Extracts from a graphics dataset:

'''

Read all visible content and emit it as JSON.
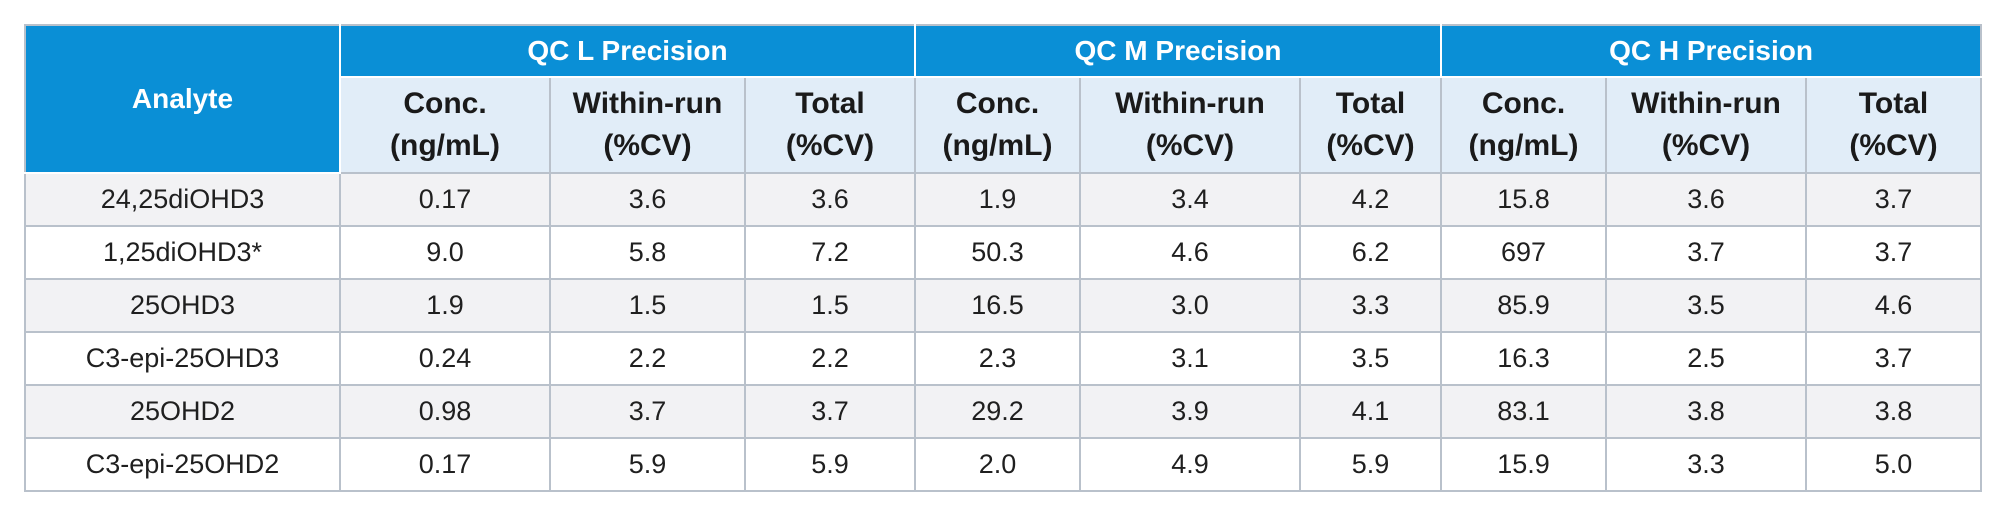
{
  "table": {
    "analyte_header": "Analyte",
    "groups": [
      "QC L Precision",
      "QC M Precision",
      "QC H Precision"
    ],
    "subheaders": [
      [
        "Conc.",
        "(ng/mL)"
      ],
      [
        "Within-run",
        "(%CV)"
      ],
      [
        "Total",
        "(%CV)"
      ],
      [
        "Conc.",
        "(ng/mL)"
      ],
      [
        "Within-run",
        "(%CV)"
      ],
      [
        "Total",
        "(%CV)"
      ],
      [
        "Conc.",
        "(ng/mL)"
      ],
      [
        "Within-run",
        "(%CV)"
      ],
      [
        "Total",
        "(%CV)"
      ]
    ],
    "rows": [
      {
        "analyte": "24,25diOHD3",
        "values": [
          "0.17",
          "3.6",
          "3.6",
          "1.9",
          "3.4",
          "4.2",
          "15.8",
          "3.6",
          "3.7"
        ]
      },
      {
        "analyte": "1,25diOHD3*",
        "values": [
          "9.0",
          "5.8",
          "7.2",
          "50.3",
          "4.6",
          "6.2",
          "697",
          "3.7",
          "3.7"
        ]
      },
      {
        "analyte": "25OHD3",
        "values": [
          "1.9",
          "1.5",
          "1.5",
          "16.5",
          "3.0",
          "3.3",
          "85.9",
          "3.5",
          "4.6"
        ]
      },
      {
        "analyte": "C3-epi-25OHD3",
        "values": [
          "0.24",
          "2.2",
          "2.2",
          "2.3",
          "3.1",
          "3.5",
          "16.3",
          "2.5",
          "3.7"
        ]
      },
      {
        "analyte": "25OHD2",
        "values": [
          "0.98",
          "3.7",
          "3.7",
          "29.2",
          "3.9",
          "4.1",
          "83.1",
          "3.8",
          "3.8"
        ]
      },
      {
        "analyte": "C3-epi-25OHD2",
        "values": [
          "0.17",
          "5.9",
          "5.9",
          "2.0",
          "4.9",
          "5.9",
          "15.9",
          "3.3",
          "5.0"
        ]
      }
    ],
    "colors": {
      "header_blue": "#0a8fd6",
      "subheader_bg": "#e1edf8",
      "alt_row_bg": "#f2f2f4",
      "border": "#b9c1cb"
    }
  }
}
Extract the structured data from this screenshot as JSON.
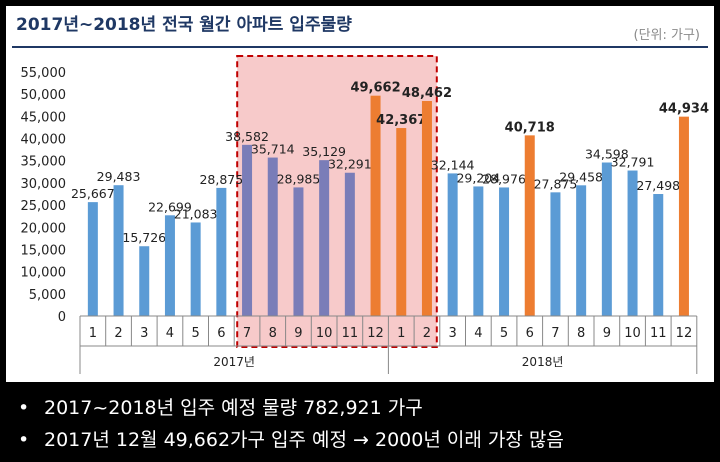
{
  "header": {
    "title": "2017년~2018년 전국 월간 아파트 입주물량",
    "unit": "(단위: 가구)"
  },
  "colors": {
    "blue": "#5b9bd5",
    "purple": "#7a7db8",
    "orange": "#ed7d31",
    "highlight_fill": "#f4b8b8",
    "highlight_border": "#c00000"
  },
  "chart_data": {
    "type": "bar",
    "title": "2017년~2018년 전국 월간 아파트 입주물량",
    "ylim": [
      0,
      55000
    ],
    "yticks": [
      "0",
      "5,000",
      "10,000",
      "15,000",
      "20,000",
      "25,000",
      "30,000",
      "35,000",
      "40,000",
      "45,000",
      "50,000",
      "55,000"
    ],
    "groups": [
      {
        "label": "2017년",
        "months": [
          "1",
          "2",
          "3",
          "4",
          "5",
          "6",
          "7",
          "8",
          "9",
          "10",
          "11",
          "12"
        ]
      },
      {
        "label": "2018년",
        "months": [
          "1",
          "2",
          "3",
          "4",
          "5",
          "6",
          "7",
          "8",
          "9",
          "10",
          "11",
          "12"
        ]
      }
    ],
    "values": [
      25667,
      29483,
      15726,
      22699,
      21083,
      28875,
      38582,
      35714,
      28985,
      35129,
      32291,
      49662,
      42367,
      48462,
      32144,
      29204,
      28976,
      40718,
      27875,
      29458,
      34598,
      32791,
      27498,
      44934
    ],
    "labels": [
      "25,667",
      "29,483",
      "15,726",
      "22,699",
      "21,083",
      "28,875",
      "38,582",
      "35,714",
      "28,985",
      "35,129",
      "32,291",
      "49,662",
      "42,367",
      "48,462",
      "32,144",
      "29,204",
      "28,976",
      "40,718",
      "27,875",
      "29,458",
      "34,598",
      "32,791",
      "27,498",
      "44,934"
    ],
    "bar_colors": [
      "blue",
      "blue",
      "blue",
      "blue",
      "blue",
      "blue",
      "purple",
      "purple",
      "purple",
      "purple",
      "purple",
      "orange",
      "orange",
      "orange",
      "blue",
      "blue",
      "blue",
      "orange",
      "blue",
      "blue",
      "blue",
      "blue",
      "blue",
      "orange"
    ],
    "bold_labels": [
      11,
      12,
      13,
      17,
      23
    ],
    "highlight_range": [
      6,
      13
    ],
    "grid": false
  },
  "bullets": [
    "2017~2018년 입주 예정 물량 782,921 가구",
    "2017년 12월 49,662가구 입주 예정 → 2000년 이래 가장 많음"
  ]
}
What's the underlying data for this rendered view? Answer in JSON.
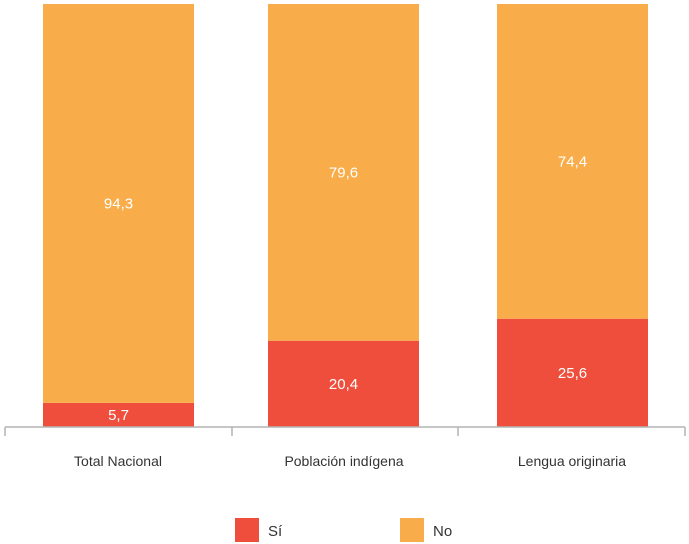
{
  "chart_data": {
    "type": "bar",
    "stacked": true,
    "categories": [
      "Total Nacional",
      "Población indígena",
      "Lengua originaria"
    ],
    "series": [
      {
        "name": "Sí",
        "values": [
          5.7,
          20.4,
          25.6
        ],
        "labels": [
          "5,7",
          "20,4",
          "25,6"
        ]
      },
      {
        "name": "No",
        "values": [
          94.3,
          79.6,
          74.4
        ],
        "labels": [
          "94,3",
          "79,6",
          "74,4"
        ]
      }
    ],
    "ylim": [
      0,
      100
    ],
    "legend_position": "bottom",
    "grid": false
  },
  "colors": {
    "si": "#ef4e3c",
    "no": "#f8ad4a",
    "axis": "#b3b3b3"
  }
}
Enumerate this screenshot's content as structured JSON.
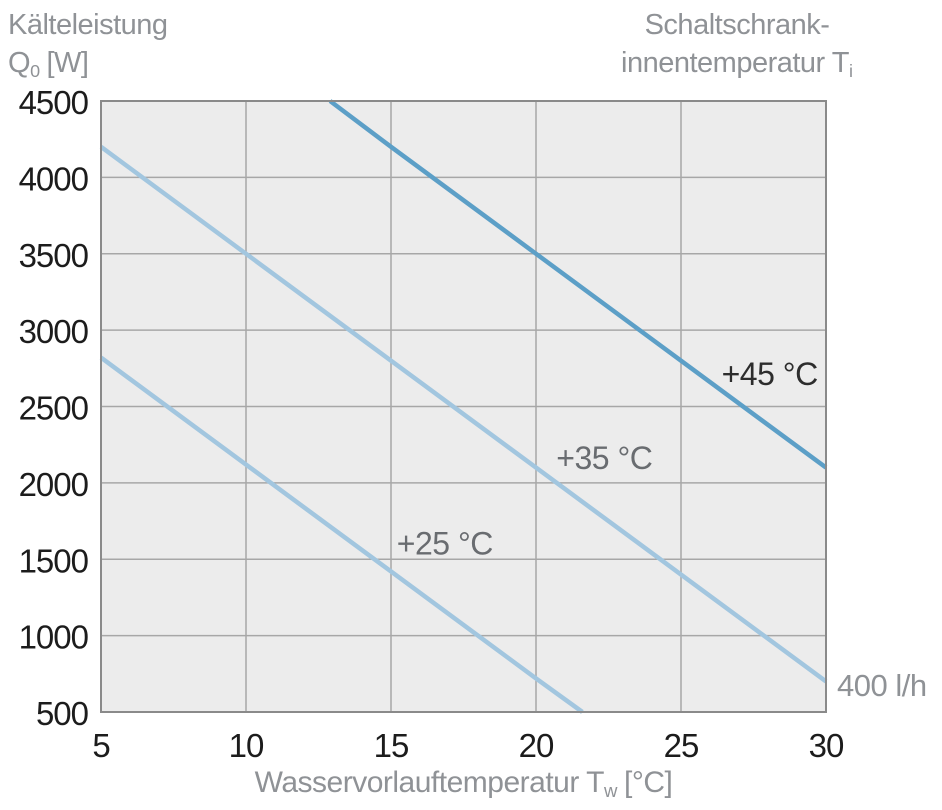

'''

The problem:
Write the listing out a second time exactly, dropping all images.

Response to this exercise:
Read all visible content and emit it as JSON.
{
  "table": {
    "analyte_header": "Analyte",
    "groups": [
      "QC L Precision",
      "QC M Precision",
      "QC H Precision"
    ],
    "subheaders": [
      [
        "Conc.",
        "(ng/mL)"
      ],
      [
        "Within-run",
        "(%CV)"
      ],
      [
        "Total",
        "(%CV)"
      ],
      [
        "Conc.",
        "(ng/mL)"
      ],
      [
        "Within-run",
        "(%CV)"
      ],
      [
        "Total",
        "(%CV)"
      ],
      [
        "Conc.",
        "(ng/mL)"
      ],
      [
        "Within-run",
        "(%CV)"
      ],
      [
        "Total",
        "(%CV)"
      ]
    ],
    "rows": [
      {
        "analyte": "24,25diOHD3",
        "values": [
          "0.17",
          "3.6",
          "3.6",
          "1.9",
          "3.4",
          "4.2",
          "15.8",
          "3.6",
          "3.7"
        ]
      },
      {
        "analyte": "1,25diOHD3*",
        "values": [
          "9.0",
          "5.8",
          "7.2",
          "50.3",
          "4.6",
          "6.2",
          "697",
          "3.7",
          "3.7"
        ]
      },
      {
        "analyte": "25OHD3",
        "values": [
          "1.9",
          "1.5",
          "1.5",
          "16.5",
          "3.0",
          "3.3",
          "85.9",
          "3.5",
          "4.6"
        ]
      },
      {
        "analyte": "C3-epi-25OHD3",
        "values": [
          "0.24",
          "2.2",
          "2.2",
          "2.3",
          "3.1",
          "3.5",
          "16.3",
          "2.5",
          "3.7"
        ]
      },
      {
        "analyte": "25OHD2",
        "values": [
          "0.98",
          "3.7",
          "3.7",
          "29.2",
          "3.9",
          "4.1",
          "83.1",
          "3.8",
          "3.8"
        ]
      },
      {
        "analyte": "C3-epi-25OHD2",
        "values": [
          "0.17",
          "5.9",
          "5.9",
          "2.0",
          "4.9",
          "5.9",
          "15.9",
          "3.3",
          "5.0"
        ]
      }
    ],
    "colors": {
      "header_blue": "#0a8fd6",
      "subheader_bg": "#e1edf8",
      "alt_row_bg": "#f2f2f4",
      "border": "#b9c1cb"
    }
  }
}
Extract the structured data from this screenshot as JSON.
{
  "header": {
    "title": "2017년~2018년 전국 월간 아파트 입주물량",
    "unit": "(단위: 가구)"
  },
  "colors": {
    "blue": "#5b9bd5",
    "purple": "#7a7db8",
    "orange": "#ed7d31",
    "highlight_fill": "#f4b8b8",
    "highlight_border": "#c00000"
  },
  "chart_data": {
    "type": "bar",
    "title": "2017년~2018년 전국 월간 아파트 입주물량",
    "ylim": [
      0,
      55000
    ],
    "yticks": [
      "0",
      "5,000",
      "10,000",
      "15,000",
      "20,000",
      "25,000",
      "30,000",
      "35,000",
      "40,000",
      "45,000",
      "50,000",
      "55,000"
    ],
    "groups": [
      {
        "label": "2017년",
        "months": [
          "1",
          "2",
          "3",
          "4",
          "5",
          "6",
          "7",
          "8",
          "9",
          "10",
          "11",
          "12"
        ]
      },
      {
        "label": "2018년",
        "months": [
          "1",
          "2",
          "3",
          "4",
          "5",
          "6",
          "7",
          "8",
          "9",
          "10",
          "11",
          "12"
        ]
      }
    ],
    "values": [
      25667,
      29483,
      15726,
      22699,
      21083,
      28875,
      38582,
      35714,
      28985,
      35129,
      32291,
      49662,
      42367,
      48462,
      32144,
      29204,
      28976,
      40718,
      27875,
      29458,
      34598,
      32791,
      27498,
      44934
    ],
    "labels": [
      "25,667",
      "29,483",
      "15,726",
      "22,699",
      "21,083",
      "28,875",
      "38,582",
      "35,714",
      "28,985",
      "35,129",
      "32,291",
      "49,662",
      "42,367",
      "48,462",
      "32,144",
      "29,204",
      "28,976",
      "40,718",
      "27,875",
      "29,458",
      "34,598",
      "32,791",
      "27,498",
      "44,934"
    ],
    "bar_colors": [
      "blue",
      "blue",
      "blue",
      "blue",
      "blue",
      "blue",
      "purple",
      "purple",
      "purple",
      "purple",
      "purple",
      "orange",
      "orange",
      "orange",
      "blue",
      "blue",
      "blue",
      "orange",
      "blue",
      "blue",
      "blue",
      "blue",
      "blue",
      "orange"
    ],
    "bold_labels": [
      11,
      12,
      13,
      17,
      23
    ],
    "highlight_range": [
      6,
      13
    ],
    "grid": false
  },
  "bullets": [
    "2017~2018년 입주 예정 물량 782,921 가구",
    "2017년 12월 49,662가구 입주 예정 → 2000년 이래 가장 많음"
  ]
}
What's the underlying data for this rendered view? Answer in JSON.
{
  "chart_data": {
    "type": "bar",
    "stacked": true,
    "categories": [
      "Total Nacional",
      "Población indígena",
      "Lengua originaria"
    ],
    "series": [
      {
        "name": "Sí",
        "values": [
          5.7,
          20.4,
          25.6
        ],
        "labels": [
          "5,7",
          "20,4",
          "25,6"
        ]
      },
      {
        "name": "No",
        "values": [
          94.3,
          79.6,
          74.4
        ],
        "labels": [
          "94,3",
          "79,6",
          "74,4"
        ]
      }
    ],
    "ylim": [
      0,
      100
    ],
    "legend_position": "bottom",
    "grid": false
  },
  "colors": {
    "si": "#ef4e3c",
    "no": "#f8ad4a",
    "axis": "#b3b3b3"
  }
}
Enumerate this screenshot's content as structured JSON.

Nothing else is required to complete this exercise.